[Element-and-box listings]
******************************
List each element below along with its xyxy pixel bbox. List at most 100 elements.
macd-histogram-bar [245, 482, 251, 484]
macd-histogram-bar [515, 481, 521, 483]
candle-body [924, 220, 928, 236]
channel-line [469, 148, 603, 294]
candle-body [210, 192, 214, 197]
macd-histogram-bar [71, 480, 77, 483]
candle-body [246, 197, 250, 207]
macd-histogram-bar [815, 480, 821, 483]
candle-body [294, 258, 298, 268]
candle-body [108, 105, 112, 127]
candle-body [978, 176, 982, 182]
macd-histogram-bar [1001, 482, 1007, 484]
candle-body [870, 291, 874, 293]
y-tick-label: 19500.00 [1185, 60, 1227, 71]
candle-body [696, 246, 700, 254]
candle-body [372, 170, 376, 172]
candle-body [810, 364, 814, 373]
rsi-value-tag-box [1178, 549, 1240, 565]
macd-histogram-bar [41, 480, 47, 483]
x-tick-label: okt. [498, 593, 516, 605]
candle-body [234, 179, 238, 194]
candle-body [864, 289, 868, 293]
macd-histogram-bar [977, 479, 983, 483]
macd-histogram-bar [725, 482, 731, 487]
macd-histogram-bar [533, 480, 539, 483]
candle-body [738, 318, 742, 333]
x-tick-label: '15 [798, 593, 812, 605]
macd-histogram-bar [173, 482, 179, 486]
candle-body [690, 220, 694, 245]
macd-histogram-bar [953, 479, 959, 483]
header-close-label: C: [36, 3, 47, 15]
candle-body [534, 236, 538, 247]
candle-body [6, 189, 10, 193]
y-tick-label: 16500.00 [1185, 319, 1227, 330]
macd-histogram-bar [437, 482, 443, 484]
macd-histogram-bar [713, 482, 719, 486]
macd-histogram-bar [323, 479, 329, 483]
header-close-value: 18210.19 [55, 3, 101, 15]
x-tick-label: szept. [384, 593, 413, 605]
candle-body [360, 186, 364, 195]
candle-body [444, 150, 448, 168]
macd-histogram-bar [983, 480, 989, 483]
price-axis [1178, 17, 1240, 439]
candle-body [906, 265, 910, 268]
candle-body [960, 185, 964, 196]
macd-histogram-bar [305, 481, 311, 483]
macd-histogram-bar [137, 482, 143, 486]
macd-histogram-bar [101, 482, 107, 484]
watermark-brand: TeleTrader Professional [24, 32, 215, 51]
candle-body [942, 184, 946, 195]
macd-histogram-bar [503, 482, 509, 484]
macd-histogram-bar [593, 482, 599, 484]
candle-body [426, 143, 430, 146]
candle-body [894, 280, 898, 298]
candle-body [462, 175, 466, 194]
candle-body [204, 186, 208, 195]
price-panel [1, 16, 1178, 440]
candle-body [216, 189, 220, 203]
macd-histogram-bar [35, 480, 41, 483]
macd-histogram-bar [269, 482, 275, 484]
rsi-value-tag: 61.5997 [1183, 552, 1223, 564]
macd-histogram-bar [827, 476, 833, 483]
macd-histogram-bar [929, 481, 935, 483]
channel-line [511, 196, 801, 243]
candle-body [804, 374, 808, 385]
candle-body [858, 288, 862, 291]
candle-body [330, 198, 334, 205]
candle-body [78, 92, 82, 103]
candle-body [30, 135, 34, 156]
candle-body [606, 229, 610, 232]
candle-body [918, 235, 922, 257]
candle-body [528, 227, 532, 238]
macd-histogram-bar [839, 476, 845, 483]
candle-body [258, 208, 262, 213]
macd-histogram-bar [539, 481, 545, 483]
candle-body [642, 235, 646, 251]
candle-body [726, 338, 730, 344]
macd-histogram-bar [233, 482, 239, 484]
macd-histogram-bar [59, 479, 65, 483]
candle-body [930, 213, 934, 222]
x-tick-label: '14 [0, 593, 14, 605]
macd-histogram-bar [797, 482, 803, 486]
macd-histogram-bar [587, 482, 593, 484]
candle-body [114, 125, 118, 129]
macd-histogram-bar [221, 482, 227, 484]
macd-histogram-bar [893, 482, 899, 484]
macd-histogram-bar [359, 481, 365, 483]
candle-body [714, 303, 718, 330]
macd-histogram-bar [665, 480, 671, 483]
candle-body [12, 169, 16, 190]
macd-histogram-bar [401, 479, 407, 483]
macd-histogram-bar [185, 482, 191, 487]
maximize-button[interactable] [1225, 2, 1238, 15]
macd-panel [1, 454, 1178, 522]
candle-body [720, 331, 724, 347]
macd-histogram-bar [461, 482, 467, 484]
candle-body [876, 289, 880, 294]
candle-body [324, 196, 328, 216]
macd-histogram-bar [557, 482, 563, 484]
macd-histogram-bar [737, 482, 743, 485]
******************************
> [SET EXERCISE]: Reproduce the lines from the start of the listings through the line with "macd-histogram-bar [71, 480, 77, 483]", including both ends.

> [REPLY TO THE EXERCISE]:
List each element below along with its xyxy pixel bbox. List at most 100 elements.
macd-histogram-bar [245, 482, 251, 484]
macd-histogram-bar [515, 481, 521, 483]
candle-body [924, 220, 928, 236]
channel-line [469, 148, 603, 294]
candle-body [210, 192, 214, 197]
macd-histogram-bar [71, 480, 77, 483]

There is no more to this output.